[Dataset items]
===============

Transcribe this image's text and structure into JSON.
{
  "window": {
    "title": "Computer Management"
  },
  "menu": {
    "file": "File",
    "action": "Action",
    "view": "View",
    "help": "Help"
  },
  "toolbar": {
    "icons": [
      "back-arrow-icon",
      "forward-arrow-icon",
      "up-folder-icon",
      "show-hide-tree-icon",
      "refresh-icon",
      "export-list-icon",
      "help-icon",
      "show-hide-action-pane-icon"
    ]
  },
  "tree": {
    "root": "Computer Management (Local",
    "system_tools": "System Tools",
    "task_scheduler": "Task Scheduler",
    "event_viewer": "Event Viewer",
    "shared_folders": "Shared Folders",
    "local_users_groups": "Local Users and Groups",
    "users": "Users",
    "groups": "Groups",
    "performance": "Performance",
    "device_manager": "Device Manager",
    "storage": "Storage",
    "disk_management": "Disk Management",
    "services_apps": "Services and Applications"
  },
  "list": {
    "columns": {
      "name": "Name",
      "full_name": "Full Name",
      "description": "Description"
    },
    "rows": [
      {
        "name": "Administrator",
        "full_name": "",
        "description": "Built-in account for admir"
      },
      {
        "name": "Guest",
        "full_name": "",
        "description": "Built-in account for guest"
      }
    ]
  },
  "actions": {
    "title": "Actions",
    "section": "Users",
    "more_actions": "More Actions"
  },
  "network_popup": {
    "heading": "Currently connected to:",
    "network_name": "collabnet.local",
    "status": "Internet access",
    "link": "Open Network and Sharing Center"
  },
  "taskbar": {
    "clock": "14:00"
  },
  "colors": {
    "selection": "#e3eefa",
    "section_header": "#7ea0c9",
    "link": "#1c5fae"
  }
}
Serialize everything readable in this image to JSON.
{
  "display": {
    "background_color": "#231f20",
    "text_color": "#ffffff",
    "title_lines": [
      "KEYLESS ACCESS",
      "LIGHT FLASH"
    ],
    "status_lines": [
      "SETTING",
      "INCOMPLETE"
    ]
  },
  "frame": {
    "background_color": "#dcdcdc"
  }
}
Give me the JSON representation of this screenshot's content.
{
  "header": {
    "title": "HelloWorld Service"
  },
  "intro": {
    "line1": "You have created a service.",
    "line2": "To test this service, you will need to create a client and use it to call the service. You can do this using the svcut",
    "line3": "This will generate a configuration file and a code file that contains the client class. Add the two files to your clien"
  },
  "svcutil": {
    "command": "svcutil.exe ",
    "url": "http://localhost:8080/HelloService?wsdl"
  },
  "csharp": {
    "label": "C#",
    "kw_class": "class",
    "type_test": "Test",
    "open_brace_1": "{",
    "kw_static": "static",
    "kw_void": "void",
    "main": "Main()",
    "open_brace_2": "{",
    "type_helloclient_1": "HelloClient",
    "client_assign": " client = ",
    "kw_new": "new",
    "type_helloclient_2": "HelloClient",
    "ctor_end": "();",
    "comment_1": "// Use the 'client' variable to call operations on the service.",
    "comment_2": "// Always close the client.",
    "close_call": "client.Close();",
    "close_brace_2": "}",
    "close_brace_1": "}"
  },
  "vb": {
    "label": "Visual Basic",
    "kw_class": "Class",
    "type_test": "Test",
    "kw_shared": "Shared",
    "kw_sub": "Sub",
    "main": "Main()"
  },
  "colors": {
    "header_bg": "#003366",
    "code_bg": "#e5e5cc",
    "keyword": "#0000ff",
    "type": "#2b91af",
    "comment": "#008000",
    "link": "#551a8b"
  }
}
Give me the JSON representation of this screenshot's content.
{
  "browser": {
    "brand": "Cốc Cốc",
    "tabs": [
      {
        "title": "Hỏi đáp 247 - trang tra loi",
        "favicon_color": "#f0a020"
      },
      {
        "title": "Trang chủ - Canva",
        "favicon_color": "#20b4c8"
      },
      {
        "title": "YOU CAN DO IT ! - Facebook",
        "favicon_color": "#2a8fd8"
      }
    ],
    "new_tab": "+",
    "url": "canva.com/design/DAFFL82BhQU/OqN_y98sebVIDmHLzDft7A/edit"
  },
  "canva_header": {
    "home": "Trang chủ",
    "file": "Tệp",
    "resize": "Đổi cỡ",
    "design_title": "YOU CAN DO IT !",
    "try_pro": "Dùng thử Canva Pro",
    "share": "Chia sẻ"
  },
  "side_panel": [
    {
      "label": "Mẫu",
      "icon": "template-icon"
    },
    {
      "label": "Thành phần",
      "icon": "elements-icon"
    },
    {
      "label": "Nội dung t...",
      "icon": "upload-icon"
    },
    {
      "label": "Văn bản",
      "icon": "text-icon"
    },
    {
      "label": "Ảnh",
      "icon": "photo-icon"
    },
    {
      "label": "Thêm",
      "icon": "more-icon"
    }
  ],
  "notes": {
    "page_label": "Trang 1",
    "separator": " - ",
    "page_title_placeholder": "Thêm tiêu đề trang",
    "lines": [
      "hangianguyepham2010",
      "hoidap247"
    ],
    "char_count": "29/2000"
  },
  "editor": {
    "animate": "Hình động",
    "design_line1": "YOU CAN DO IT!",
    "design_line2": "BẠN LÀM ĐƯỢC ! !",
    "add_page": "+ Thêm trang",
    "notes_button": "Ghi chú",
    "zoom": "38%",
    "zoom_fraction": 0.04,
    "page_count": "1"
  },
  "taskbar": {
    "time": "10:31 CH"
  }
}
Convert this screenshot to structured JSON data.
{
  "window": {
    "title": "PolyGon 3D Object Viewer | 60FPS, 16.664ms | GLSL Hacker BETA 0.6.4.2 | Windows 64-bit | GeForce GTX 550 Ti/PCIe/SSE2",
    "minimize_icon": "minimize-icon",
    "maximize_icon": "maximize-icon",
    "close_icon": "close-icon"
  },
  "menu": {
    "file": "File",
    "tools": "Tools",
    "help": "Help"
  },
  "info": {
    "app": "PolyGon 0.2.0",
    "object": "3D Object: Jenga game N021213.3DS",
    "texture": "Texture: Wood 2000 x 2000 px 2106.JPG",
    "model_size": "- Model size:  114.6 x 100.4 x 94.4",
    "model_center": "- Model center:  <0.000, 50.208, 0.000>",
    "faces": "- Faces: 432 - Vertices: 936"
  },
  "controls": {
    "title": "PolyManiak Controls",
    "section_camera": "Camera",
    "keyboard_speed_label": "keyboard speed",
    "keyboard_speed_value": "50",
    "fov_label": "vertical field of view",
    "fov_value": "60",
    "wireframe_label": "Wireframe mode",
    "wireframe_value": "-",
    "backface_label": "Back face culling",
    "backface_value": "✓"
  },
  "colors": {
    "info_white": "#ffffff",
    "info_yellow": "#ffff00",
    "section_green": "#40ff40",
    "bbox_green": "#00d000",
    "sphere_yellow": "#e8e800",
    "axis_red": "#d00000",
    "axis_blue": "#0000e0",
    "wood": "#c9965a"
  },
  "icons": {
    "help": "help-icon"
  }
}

===============

● **THE REQUEST**: Track down every line with the word "image" and copy it.

● **FINISHED TASK**:
Transcribe this image's text and structure into JSON.
Serialize everything readable in this image to JSON.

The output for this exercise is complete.